## Work required
Filter the entries below, keeping every line that has the word "marker".

--------------------------------

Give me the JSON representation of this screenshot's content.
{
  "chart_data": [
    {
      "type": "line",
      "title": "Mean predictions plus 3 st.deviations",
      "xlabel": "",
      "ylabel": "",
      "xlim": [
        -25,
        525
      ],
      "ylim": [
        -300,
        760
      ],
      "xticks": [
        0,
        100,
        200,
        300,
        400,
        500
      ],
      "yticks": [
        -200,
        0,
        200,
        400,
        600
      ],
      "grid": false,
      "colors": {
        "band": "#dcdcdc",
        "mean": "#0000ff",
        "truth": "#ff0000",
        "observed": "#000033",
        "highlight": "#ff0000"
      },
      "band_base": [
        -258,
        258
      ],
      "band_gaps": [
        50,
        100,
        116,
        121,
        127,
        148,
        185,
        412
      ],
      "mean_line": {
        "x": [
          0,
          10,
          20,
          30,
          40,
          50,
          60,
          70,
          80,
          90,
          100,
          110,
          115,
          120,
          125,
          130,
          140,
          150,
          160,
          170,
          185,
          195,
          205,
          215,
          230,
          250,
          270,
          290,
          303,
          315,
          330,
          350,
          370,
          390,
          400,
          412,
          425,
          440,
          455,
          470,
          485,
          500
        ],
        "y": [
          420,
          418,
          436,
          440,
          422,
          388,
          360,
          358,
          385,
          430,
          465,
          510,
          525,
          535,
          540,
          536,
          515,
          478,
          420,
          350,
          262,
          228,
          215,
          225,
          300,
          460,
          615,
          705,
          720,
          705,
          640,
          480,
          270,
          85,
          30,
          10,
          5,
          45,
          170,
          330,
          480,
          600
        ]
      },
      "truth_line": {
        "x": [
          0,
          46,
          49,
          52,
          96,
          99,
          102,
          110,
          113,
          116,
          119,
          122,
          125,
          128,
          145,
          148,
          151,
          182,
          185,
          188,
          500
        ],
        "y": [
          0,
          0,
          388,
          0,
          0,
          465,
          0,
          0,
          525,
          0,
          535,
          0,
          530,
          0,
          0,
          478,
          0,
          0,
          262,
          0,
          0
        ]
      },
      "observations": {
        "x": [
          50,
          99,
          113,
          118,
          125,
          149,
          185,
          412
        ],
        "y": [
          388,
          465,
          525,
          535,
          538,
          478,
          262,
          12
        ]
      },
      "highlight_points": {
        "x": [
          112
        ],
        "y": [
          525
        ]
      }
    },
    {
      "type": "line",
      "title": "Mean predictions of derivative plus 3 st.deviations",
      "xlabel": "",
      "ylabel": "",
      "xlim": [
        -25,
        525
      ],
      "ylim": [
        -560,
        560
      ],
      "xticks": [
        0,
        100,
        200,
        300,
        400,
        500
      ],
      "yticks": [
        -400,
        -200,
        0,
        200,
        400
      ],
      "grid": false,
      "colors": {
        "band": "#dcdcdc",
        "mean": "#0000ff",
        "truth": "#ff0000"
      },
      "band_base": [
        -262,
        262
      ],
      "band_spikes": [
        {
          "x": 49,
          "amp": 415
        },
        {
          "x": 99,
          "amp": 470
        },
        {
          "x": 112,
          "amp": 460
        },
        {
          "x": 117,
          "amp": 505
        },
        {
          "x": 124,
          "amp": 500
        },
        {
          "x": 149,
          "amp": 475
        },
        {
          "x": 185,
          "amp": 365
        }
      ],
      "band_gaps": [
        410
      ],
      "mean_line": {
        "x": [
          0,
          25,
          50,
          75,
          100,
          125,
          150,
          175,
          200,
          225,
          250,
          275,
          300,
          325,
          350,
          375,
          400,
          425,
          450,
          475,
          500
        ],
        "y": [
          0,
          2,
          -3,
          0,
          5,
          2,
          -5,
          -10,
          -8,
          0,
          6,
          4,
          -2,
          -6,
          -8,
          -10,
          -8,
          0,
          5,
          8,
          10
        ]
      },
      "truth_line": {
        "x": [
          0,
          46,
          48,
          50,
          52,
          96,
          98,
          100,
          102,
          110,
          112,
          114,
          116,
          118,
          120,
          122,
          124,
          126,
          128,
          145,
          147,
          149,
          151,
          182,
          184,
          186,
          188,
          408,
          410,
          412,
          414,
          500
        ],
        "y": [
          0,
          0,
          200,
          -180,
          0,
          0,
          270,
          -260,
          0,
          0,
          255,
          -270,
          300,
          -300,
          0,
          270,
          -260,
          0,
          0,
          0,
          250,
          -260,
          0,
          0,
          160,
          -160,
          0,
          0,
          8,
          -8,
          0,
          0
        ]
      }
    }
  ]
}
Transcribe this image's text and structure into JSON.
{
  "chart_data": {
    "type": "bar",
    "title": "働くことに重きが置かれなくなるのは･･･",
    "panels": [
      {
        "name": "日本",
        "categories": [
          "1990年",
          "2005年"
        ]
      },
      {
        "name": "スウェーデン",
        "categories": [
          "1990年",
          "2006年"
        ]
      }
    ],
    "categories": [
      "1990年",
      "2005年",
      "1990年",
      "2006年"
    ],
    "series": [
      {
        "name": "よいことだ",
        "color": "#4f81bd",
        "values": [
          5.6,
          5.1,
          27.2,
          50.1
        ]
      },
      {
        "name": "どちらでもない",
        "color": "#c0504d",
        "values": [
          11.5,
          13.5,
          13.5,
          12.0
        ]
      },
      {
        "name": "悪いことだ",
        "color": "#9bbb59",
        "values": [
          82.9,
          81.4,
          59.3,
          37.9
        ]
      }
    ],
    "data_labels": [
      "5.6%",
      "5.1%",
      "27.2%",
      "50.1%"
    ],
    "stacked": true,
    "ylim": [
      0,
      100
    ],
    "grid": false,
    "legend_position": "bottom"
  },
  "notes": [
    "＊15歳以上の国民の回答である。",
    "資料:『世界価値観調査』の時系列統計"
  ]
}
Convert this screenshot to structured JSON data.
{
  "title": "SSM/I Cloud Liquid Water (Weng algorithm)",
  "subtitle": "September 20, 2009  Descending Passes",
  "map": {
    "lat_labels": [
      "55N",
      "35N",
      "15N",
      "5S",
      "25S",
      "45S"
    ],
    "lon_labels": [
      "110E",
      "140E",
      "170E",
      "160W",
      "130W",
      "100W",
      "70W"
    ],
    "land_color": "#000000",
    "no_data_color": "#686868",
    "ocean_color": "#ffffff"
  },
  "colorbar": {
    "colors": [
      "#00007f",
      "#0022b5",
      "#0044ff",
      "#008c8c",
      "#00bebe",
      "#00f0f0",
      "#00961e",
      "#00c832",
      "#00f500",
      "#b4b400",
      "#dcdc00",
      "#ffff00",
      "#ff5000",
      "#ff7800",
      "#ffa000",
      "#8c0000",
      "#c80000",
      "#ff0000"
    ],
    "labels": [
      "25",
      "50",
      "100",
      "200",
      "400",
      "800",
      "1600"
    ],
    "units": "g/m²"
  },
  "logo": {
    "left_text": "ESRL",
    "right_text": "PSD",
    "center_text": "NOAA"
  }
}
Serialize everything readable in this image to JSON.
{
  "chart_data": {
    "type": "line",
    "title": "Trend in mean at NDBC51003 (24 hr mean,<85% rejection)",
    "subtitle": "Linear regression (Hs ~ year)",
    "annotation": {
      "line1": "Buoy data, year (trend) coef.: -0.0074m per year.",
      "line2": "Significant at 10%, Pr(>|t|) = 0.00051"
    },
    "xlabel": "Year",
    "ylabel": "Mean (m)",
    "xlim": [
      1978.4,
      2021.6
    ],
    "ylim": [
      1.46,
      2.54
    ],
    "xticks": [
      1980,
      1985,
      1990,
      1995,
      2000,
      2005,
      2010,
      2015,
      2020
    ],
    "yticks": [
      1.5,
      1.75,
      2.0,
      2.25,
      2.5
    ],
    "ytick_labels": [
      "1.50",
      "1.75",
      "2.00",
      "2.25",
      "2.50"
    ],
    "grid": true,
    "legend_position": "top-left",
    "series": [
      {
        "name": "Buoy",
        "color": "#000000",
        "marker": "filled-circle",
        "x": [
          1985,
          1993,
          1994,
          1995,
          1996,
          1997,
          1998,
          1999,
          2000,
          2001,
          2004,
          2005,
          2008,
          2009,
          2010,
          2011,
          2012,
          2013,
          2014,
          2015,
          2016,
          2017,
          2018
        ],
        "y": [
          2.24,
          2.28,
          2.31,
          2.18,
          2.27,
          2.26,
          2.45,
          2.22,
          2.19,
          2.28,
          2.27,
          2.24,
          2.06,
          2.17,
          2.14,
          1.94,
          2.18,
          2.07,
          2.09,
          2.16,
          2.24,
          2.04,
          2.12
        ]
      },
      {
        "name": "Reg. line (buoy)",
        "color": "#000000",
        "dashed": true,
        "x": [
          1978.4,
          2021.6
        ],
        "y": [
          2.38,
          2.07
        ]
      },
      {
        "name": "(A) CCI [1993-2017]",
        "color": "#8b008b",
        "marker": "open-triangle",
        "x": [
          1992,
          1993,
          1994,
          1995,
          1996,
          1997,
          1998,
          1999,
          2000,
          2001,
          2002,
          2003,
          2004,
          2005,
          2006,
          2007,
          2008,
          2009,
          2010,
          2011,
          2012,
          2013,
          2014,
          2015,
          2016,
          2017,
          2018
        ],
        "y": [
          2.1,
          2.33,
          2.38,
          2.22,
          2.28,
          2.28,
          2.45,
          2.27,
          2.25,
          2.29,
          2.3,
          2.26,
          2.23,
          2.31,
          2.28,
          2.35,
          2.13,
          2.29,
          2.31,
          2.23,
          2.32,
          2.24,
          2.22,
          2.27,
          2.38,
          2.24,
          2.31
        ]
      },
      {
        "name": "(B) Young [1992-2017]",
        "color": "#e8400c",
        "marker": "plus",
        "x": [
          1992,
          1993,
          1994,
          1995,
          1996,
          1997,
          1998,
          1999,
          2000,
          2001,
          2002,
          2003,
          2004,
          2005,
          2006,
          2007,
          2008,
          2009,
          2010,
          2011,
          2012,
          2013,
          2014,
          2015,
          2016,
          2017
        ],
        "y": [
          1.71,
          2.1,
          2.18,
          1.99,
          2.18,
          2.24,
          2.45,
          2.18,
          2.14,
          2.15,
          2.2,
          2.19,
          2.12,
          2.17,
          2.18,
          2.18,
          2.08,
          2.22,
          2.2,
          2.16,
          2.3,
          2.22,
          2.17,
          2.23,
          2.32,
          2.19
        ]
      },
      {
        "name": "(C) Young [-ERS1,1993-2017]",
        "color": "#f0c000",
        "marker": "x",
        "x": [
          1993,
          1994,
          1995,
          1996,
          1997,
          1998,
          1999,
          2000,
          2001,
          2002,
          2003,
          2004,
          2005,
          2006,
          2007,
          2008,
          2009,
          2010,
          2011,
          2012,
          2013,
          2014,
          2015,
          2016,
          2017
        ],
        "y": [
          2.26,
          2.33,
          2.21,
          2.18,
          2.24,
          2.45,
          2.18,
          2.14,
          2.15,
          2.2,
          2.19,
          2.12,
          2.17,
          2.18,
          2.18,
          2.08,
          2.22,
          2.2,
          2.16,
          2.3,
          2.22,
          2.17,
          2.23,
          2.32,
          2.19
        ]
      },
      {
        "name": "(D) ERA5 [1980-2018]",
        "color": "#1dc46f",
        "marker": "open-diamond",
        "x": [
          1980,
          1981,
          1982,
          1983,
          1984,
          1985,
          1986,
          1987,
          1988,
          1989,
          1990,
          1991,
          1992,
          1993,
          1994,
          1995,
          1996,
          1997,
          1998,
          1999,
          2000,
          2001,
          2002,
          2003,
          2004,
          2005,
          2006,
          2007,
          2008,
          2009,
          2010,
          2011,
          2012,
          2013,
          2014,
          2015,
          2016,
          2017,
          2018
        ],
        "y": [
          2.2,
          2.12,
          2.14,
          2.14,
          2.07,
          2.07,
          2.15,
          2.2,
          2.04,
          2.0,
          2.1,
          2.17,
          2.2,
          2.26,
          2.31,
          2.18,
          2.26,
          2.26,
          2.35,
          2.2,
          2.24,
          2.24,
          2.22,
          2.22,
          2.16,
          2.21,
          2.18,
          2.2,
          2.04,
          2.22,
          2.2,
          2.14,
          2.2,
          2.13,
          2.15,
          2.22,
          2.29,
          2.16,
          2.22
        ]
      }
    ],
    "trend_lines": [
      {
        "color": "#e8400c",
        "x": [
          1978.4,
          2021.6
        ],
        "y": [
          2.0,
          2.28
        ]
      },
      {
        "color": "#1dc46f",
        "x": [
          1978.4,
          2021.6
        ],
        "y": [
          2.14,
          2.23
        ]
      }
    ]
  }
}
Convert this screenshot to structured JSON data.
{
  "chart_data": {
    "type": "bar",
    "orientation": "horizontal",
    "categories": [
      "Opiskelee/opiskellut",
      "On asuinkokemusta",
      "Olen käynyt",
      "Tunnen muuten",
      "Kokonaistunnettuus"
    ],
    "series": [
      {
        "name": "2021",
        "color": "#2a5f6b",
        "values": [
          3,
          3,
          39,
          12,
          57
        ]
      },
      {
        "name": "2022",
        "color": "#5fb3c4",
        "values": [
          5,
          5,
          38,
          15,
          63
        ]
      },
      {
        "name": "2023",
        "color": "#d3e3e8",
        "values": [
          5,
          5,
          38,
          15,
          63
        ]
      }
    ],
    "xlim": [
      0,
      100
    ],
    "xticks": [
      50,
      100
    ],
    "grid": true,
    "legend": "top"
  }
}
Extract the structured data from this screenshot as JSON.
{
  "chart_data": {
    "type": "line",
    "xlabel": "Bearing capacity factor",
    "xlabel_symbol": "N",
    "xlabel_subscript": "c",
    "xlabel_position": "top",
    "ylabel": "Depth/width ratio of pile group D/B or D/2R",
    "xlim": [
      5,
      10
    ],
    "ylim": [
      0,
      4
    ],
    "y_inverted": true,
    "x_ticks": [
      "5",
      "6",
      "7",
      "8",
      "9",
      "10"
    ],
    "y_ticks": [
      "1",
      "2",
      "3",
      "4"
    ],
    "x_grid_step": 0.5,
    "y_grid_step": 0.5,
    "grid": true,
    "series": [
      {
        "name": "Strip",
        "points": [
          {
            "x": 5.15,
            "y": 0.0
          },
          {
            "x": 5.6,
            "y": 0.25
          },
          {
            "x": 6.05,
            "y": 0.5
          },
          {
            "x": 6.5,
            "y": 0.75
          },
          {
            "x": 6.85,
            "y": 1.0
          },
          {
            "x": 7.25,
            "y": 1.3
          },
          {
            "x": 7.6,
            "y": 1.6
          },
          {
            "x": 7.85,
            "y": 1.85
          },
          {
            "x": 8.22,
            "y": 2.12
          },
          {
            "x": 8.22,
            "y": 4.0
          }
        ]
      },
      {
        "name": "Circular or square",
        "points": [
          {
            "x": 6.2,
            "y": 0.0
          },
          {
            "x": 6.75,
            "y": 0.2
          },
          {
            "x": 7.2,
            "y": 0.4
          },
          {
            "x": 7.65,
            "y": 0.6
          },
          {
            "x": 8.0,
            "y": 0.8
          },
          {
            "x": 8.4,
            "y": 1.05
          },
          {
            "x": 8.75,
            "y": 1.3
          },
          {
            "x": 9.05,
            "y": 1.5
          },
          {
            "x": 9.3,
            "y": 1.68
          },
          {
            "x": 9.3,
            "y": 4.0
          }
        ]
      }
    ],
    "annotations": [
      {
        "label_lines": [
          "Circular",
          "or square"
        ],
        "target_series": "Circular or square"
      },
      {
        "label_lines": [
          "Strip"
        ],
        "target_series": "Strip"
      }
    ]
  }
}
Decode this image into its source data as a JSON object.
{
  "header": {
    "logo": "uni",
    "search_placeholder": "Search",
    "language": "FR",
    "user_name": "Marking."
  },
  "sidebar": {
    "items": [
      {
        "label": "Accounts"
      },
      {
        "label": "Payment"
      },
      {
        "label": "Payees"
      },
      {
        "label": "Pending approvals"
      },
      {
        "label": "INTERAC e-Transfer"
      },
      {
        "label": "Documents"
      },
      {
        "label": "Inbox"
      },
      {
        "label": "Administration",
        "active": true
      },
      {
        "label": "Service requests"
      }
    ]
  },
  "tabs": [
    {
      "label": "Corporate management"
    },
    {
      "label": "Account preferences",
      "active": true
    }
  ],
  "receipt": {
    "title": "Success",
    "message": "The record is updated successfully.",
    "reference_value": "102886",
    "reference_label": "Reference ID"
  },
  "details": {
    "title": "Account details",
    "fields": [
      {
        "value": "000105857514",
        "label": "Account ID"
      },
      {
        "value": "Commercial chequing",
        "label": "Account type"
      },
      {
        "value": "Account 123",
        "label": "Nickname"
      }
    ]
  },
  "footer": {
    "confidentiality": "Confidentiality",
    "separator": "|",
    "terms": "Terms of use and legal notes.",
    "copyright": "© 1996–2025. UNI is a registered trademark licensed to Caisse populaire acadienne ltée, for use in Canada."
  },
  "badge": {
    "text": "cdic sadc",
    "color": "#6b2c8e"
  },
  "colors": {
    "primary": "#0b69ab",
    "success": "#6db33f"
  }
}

--------------------------------

## Exercise answer
        "marker": "filled-circle",
        "marker": "open-triangle",
        "marker": "plus",
        "marker": "x",
        "marker": "open-diamond",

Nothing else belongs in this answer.